### Material ###

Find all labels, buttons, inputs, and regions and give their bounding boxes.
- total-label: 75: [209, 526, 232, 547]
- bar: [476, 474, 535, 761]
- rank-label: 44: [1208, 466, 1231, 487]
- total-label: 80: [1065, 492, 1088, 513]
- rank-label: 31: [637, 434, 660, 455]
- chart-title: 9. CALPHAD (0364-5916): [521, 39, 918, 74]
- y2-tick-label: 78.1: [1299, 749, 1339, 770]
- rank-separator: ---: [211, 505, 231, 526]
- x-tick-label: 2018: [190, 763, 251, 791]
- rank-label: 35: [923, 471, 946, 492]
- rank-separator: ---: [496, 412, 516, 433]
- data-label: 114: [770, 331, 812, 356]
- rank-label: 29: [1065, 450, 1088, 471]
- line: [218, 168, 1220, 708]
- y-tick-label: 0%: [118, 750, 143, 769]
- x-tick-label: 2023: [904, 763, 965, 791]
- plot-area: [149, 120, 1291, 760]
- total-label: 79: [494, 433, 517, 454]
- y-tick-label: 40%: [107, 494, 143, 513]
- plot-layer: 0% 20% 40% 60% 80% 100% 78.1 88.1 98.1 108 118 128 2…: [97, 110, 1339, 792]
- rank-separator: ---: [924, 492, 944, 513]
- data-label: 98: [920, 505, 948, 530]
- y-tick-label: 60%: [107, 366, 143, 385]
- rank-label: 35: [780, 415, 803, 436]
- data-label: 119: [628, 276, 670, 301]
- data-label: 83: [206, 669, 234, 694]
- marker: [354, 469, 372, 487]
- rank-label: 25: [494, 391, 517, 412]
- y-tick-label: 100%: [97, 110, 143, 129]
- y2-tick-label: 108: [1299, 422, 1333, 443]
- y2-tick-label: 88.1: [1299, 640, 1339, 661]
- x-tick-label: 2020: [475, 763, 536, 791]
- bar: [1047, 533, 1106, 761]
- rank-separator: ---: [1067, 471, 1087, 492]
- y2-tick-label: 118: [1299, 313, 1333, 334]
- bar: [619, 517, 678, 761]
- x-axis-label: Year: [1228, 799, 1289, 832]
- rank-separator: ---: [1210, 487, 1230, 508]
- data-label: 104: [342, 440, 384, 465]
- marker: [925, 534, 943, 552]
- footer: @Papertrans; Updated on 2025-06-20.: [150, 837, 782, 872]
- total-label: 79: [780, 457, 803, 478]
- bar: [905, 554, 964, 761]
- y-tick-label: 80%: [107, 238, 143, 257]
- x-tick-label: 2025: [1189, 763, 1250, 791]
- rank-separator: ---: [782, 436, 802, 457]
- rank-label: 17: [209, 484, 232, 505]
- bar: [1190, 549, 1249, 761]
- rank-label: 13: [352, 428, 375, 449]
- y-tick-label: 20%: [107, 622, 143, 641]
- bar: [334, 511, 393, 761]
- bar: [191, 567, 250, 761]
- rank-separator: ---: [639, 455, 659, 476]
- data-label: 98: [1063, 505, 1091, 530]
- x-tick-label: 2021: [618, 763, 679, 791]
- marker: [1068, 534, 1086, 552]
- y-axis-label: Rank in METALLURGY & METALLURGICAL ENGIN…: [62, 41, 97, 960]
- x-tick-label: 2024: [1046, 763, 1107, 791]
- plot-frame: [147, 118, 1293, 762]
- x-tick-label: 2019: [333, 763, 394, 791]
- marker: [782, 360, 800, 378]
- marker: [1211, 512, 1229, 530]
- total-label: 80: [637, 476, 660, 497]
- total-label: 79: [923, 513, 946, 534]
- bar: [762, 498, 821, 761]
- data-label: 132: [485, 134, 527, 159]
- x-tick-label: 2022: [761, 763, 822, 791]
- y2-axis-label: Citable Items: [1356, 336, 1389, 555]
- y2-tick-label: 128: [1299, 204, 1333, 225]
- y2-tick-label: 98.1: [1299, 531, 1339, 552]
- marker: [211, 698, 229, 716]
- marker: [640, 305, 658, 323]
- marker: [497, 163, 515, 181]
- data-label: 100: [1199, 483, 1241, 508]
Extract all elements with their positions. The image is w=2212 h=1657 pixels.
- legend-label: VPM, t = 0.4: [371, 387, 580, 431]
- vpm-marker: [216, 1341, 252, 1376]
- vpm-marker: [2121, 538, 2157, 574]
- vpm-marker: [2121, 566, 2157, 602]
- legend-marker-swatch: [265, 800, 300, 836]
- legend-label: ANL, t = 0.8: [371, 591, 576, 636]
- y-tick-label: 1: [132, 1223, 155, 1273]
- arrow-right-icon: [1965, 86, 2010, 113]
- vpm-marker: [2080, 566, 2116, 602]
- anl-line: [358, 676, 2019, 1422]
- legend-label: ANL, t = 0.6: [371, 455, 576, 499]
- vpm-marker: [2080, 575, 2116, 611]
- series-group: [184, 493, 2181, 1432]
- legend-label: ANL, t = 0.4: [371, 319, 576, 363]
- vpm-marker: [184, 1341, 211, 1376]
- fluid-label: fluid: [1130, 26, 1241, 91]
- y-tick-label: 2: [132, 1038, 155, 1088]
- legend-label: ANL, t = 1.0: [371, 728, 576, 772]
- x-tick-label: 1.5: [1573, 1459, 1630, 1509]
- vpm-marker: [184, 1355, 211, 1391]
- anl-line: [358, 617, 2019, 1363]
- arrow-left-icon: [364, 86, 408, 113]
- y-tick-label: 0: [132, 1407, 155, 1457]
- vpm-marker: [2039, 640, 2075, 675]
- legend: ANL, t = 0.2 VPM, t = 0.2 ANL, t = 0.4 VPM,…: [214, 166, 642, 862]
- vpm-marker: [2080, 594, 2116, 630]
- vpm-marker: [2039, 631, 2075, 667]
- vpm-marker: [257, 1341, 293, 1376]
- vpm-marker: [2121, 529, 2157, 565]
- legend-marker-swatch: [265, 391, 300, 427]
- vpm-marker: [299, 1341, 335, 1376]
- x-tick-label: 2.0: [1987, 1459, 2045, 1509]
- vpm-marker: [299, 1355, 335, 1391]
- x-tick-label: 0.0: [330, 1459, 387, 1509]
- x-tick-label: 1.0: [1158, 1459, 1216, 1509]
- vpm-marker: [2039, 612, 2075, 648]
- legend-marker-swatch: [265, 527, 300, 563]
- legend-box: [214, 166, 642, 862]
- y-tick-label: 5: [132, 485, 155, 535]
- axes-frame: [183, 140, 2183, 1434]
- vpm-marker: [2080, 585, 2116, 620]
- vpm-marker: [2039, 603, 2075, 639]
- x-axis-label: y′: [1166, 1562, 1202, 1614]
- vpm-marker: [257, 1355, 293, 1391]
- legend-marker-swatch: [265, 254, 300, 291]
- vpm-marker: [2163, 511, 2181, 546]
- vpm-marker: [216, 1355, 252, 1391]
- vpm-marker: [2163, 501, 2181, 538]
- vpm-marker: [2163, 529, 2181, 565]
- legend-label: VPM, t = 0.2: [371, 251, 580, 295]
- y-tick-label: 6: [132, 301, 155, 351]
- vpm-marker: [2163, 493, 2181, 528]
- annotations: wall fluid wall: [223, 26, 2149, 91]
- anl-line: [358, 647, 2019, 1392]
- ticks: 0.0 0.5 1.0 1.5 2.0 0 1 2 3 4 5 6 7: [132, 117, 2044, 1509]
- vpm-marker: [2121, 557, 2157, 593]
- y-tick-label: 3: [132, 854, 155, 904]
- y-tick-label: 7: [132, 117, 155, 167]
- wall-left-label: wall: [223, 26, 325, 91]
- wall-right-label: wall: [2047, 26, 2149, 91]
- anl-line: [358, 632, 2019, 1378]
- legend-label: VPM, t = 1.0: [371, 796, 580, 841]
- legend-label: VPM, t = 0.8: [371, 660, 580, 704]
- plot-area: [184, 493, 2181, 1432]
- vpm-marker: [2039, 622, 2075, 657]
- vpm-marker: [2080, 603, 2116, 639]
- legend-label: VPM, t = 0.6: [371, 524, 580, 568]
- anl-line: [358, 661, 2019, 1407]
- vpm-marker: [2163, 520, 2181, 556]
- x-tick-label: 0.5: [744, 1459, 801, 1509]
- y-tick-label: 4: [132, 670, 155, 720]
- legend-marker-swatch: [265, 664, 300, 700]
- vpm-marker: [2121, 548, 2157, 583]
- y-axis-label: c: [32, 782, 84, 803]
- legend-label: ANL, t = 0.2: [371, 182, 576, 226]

###

--- Work to be completed ---
Starting from the first line of the material and ending with the line that contains "- rank-label: 35: [923, 471, 946, 492]", give each line as one string in a JSON list, leaving out any blank lines.

--- Final result ---
[
  "Find all labels, buttons, inputs, and regions and give their bounding boxes.",
  "- total-label: 75: [209, 526, 232, 547]",
  "- bar: [476, 474, 535, 761]",
  "- rank-label: 44: [1208, 466, 1231, 487]",
  "- total-label: 80: [1065, 492, 1088, 513]",
  "- rank-label: 31: [637, 434, 660, 455]",
  "- chart-title: 9. CALPHAD (0364-5916): [521, 39, 918, 74]",
  "- y2-tick-label: 78.1: [1299, 749, 1339, 770]",
  "- rank-separator: ---: [211, 505, 231, 526]",
  "- x-tick-label: 2018: [190, 763, 251, 791]",
  "- rank-label: 35: [923, 471, 946, 492]"
]